• **WRITTEN INSTRUCTION**: Using the records below, count the lines with "služné" in them. Give the number only.

• **DATA SUPPLIED**:
★ ★ ★
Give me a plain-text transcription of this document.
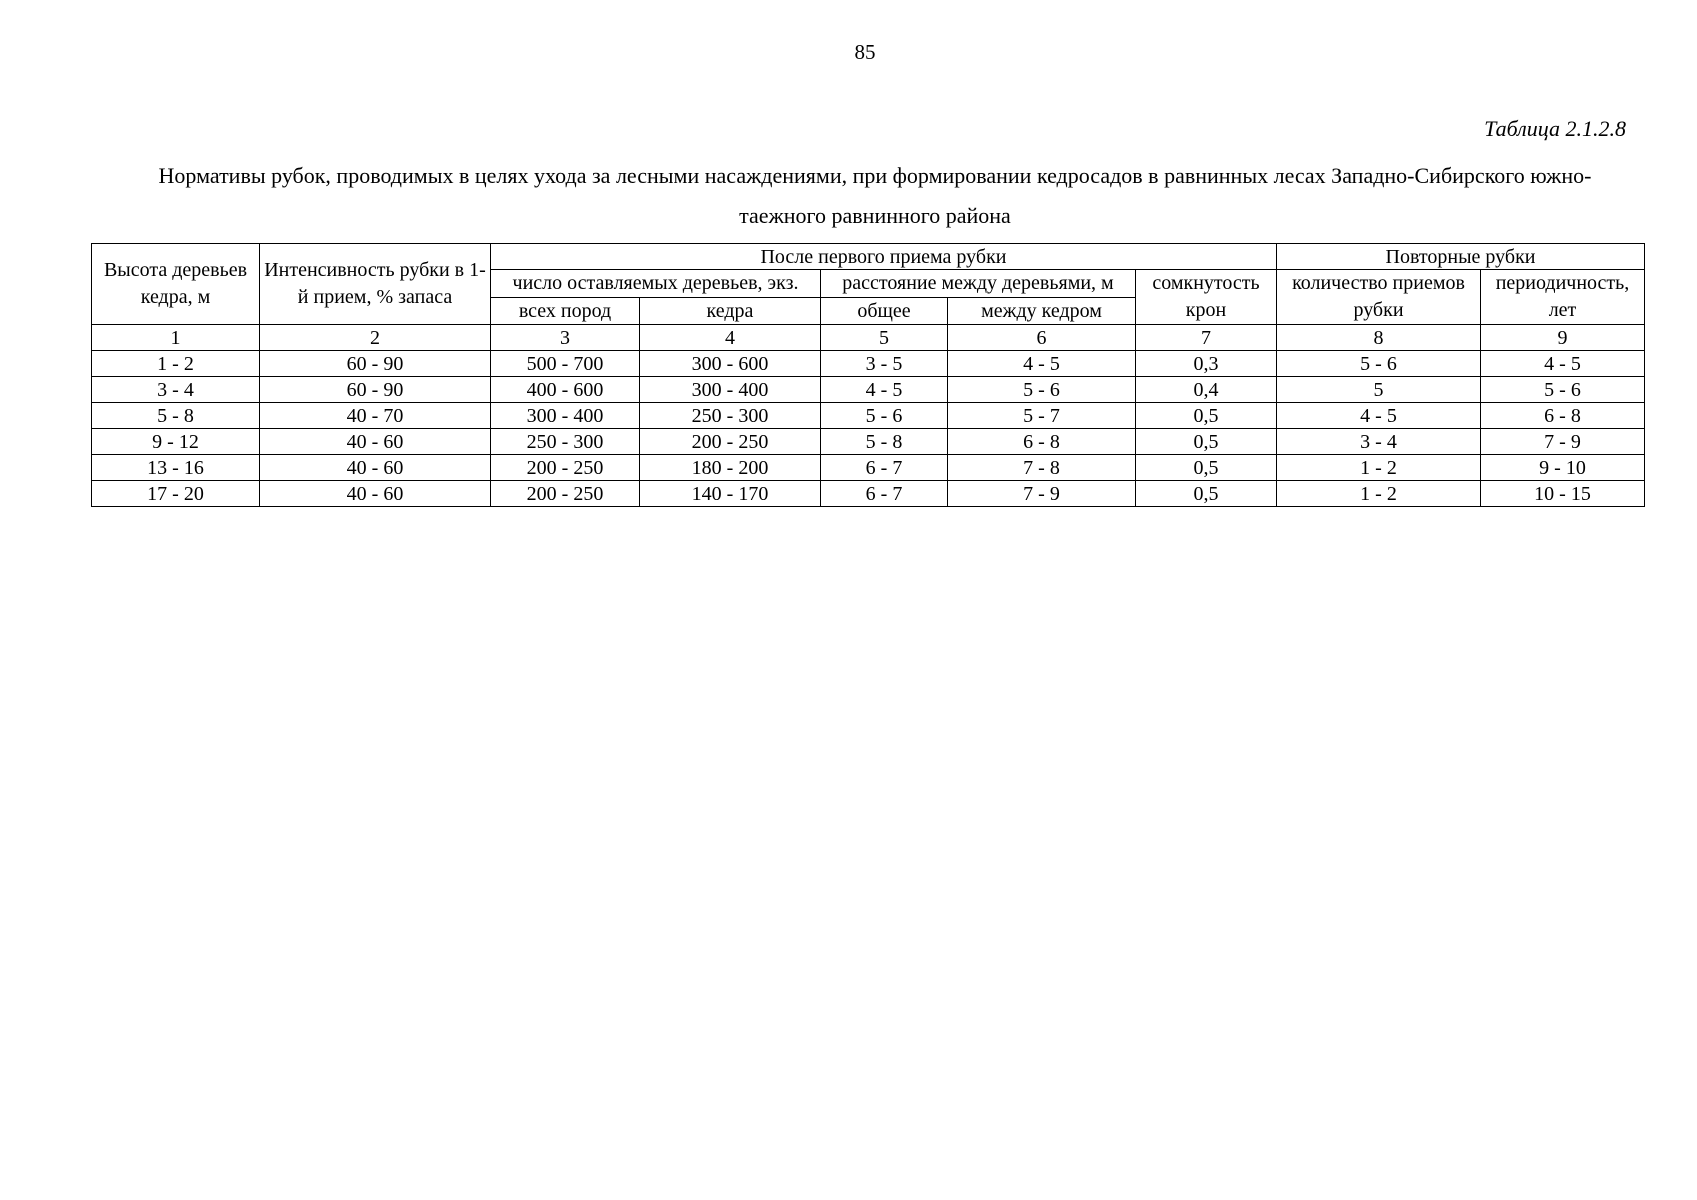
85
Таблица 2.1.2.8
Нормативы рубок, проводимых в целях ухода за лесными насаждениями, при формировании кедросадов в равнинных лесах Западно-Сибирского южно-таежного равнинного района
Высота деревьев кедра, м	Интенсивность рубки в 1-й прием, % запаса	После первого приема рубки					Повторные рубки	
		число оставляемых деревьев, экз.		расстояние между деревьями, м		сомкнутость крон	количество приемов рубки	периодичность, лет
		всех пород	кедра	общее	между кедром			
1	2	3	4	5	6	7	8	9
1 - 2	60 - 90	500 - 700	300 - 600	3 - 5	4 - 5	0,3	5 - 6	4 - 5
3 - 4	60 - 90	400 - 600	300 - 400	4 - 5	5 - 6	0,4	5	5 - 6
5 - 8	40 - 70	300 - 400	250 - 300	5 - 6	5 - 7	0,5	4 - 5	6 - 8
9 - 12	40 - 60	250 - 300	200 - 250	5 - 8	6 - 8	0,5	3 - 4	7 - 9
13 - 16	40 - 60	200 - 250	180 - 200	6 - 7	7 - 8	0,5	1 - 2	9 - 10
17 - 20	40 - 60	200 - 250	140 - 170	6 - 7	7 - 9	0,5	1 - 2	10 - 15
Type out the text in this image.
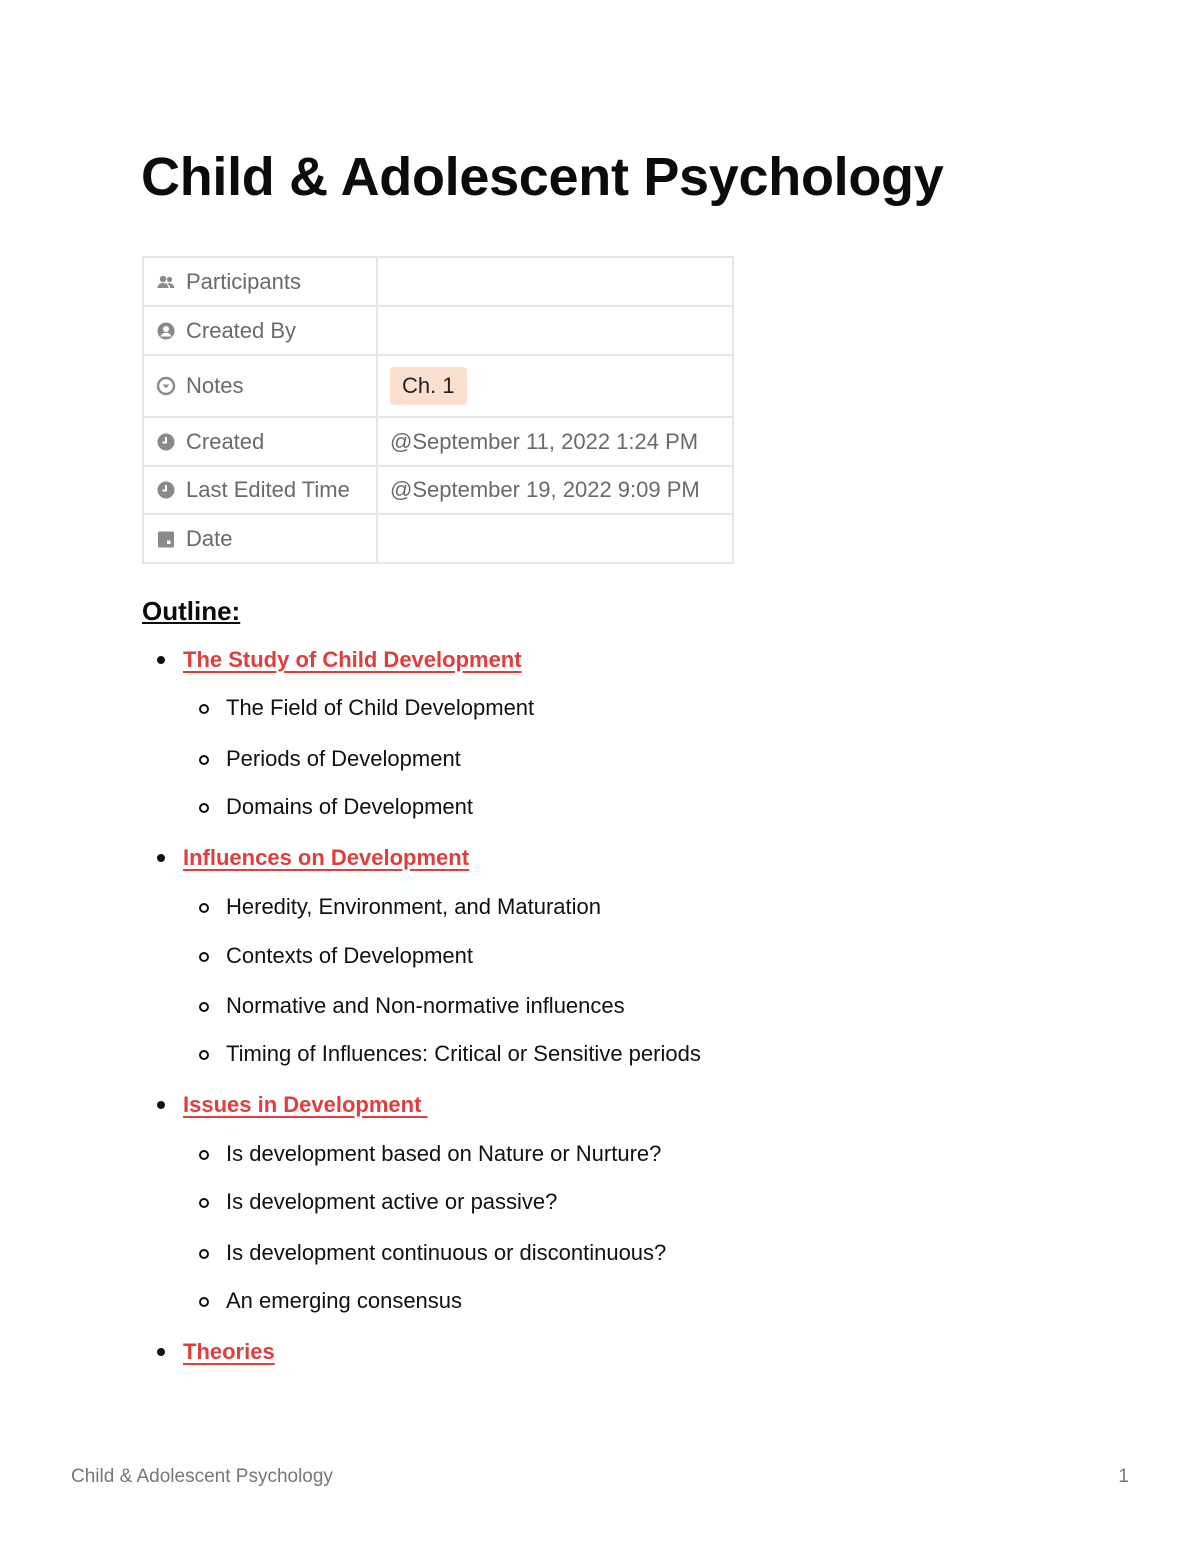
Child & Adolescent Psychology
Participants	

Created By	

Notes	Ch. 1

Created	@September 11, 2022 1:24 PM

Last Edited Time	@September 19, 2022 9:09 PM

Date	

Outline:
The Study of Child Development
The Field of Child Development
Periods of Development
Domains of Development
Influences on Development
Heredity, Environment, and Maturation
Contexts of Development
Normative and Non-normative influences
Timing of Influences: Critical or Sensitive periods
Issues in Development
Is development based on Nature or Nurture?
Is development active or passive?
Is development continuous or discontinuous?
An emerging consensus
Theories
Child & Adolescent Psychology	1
★ ★ ★
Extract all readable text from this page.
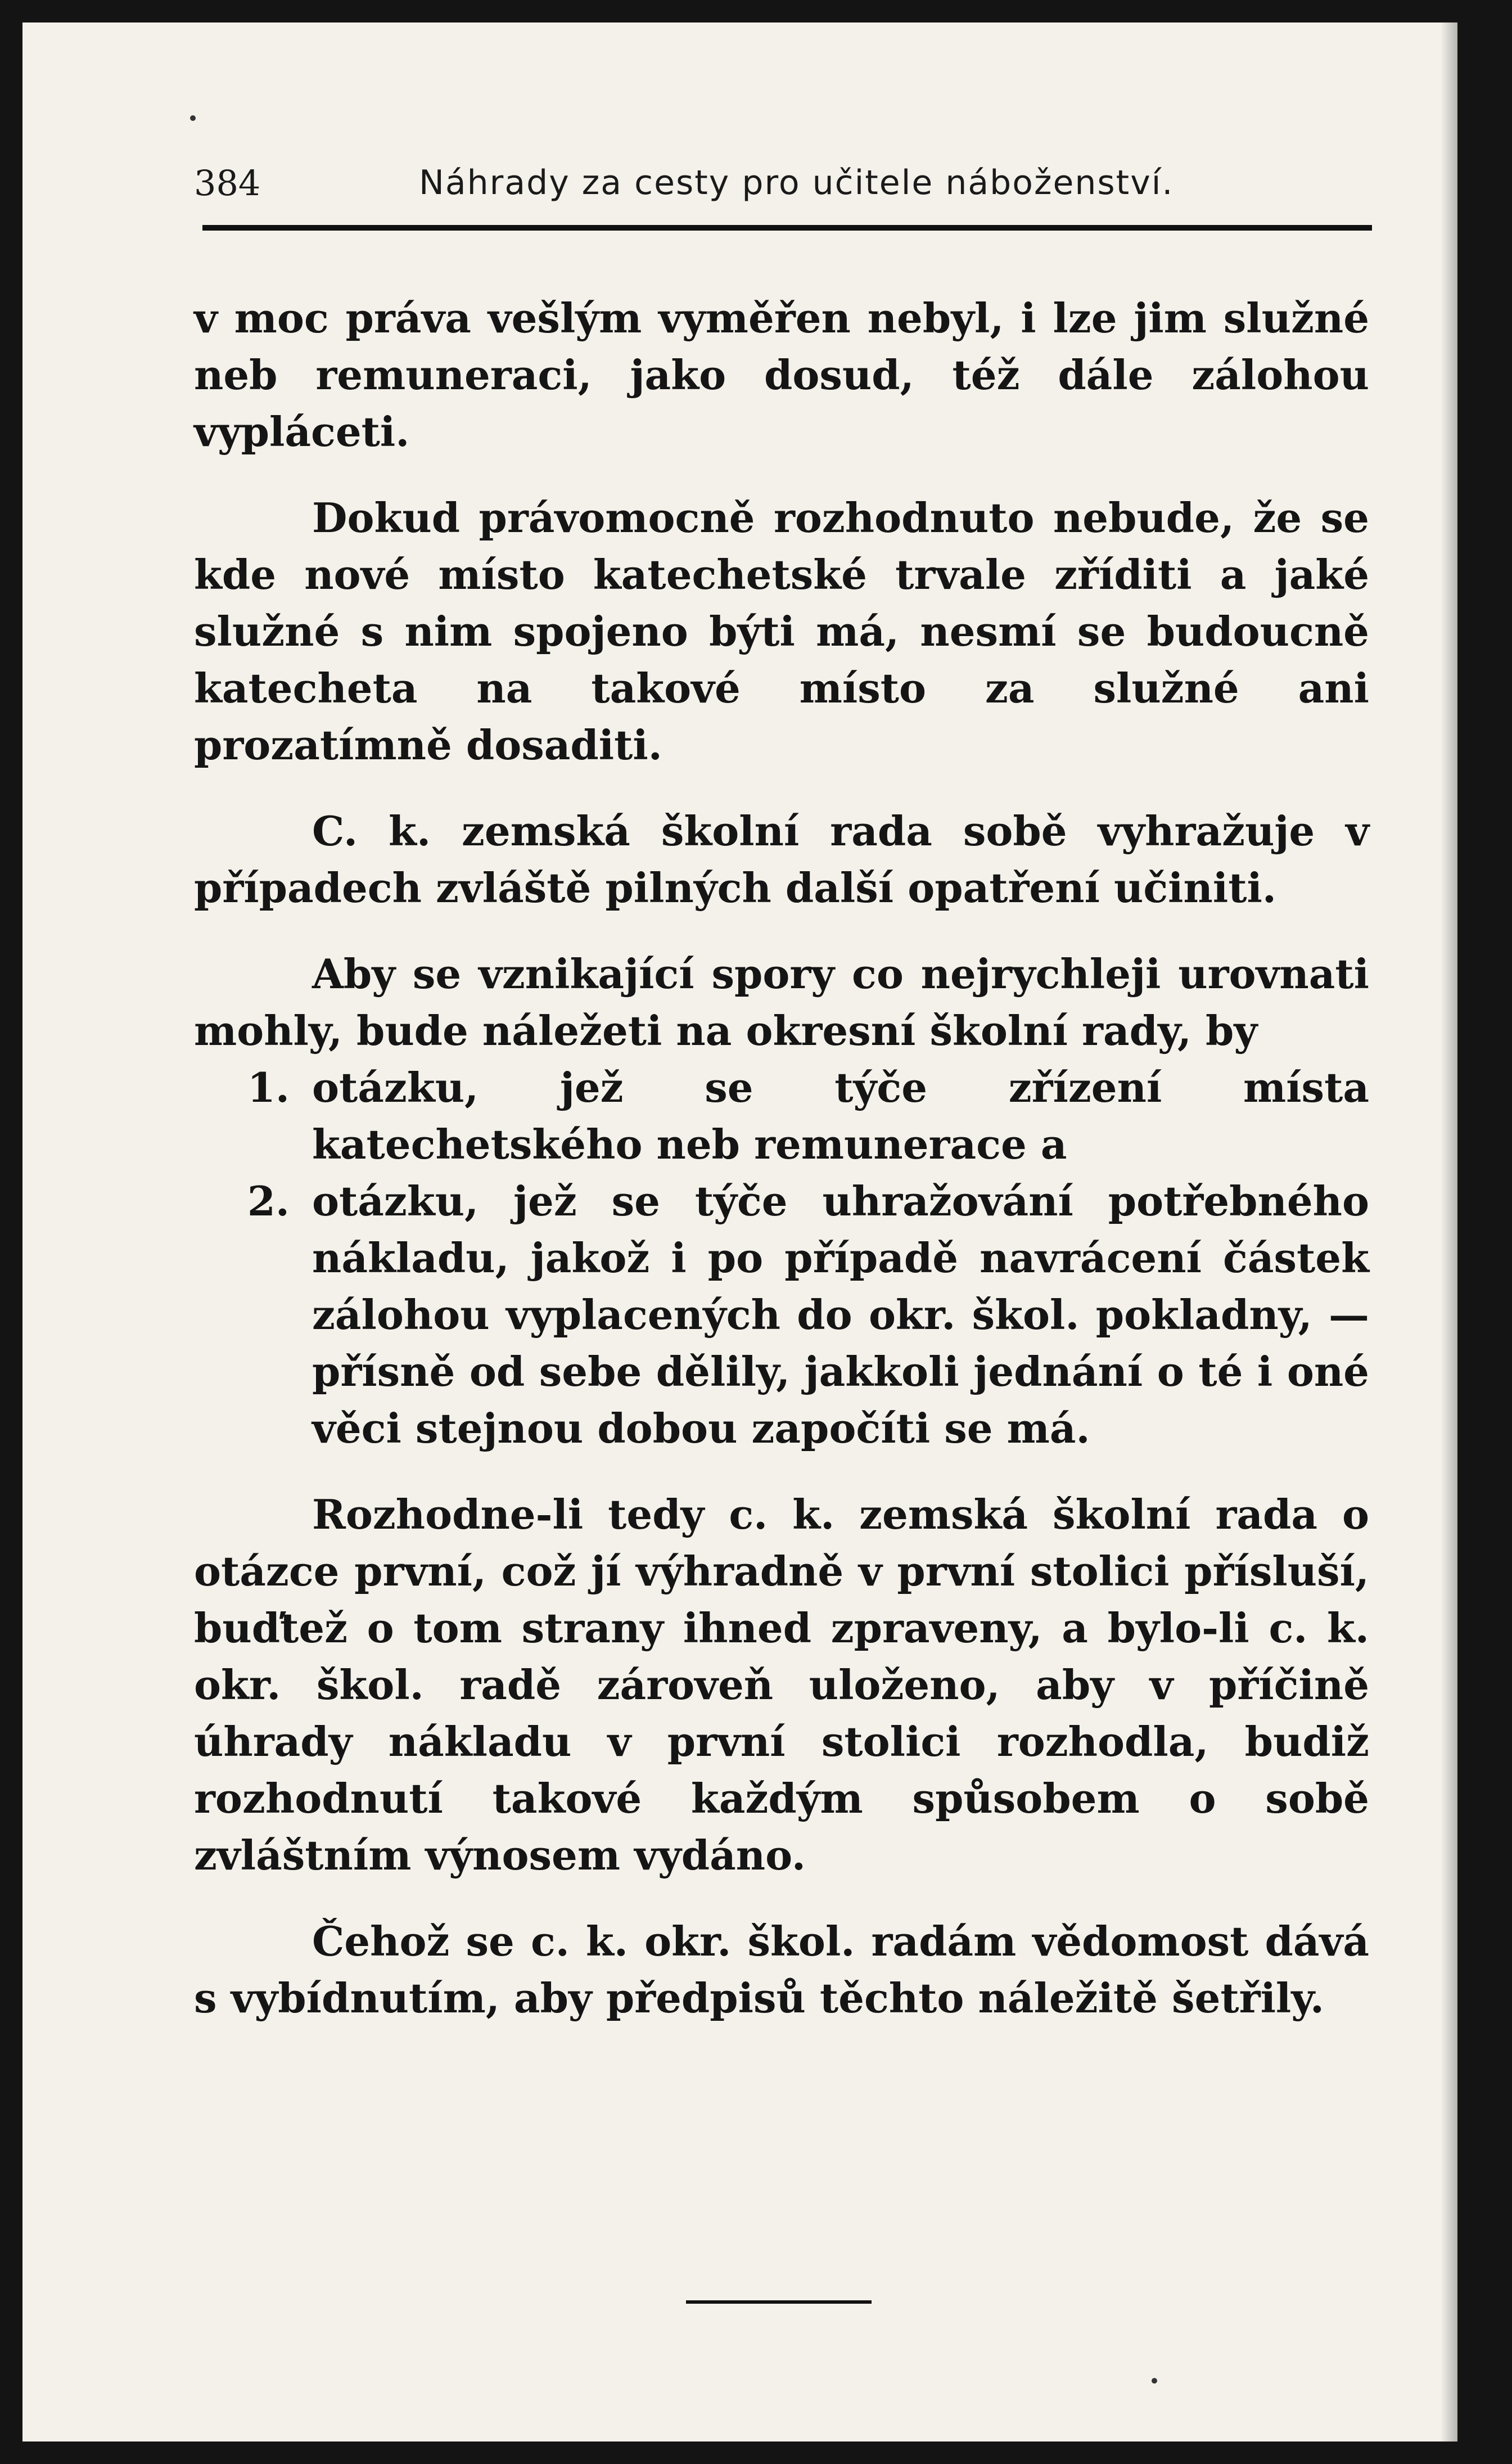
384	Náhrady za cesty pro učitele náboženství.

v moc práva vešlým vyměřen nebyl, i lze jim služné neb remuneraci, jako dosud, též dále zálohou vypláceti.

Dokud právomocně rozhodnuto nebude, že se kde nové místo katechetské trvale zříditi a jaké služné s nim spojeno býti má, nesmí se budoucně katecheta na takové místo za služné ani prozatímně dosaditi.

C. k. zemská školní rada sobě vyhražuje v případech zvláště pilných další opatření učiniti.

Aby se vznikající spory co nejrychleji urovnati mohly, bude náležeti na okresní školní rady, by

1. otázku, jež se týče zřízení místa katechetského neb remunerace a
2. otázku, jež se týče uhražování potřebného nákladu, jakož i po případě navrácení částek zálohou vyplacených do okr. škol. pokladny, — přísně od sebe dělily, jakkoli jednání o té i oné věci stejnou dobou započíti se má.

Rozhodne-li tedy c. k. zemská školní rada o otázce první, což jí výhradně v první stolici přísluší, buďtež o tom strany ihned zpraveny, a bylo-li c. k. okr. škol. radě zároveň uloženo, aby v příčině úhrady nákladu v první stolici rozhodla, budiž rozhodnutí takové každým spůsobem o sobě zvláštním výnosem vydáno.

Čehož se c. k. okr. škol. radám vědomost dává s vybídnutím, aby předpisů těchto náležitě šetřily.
★ ★ ★
• **SOLUTION**: 2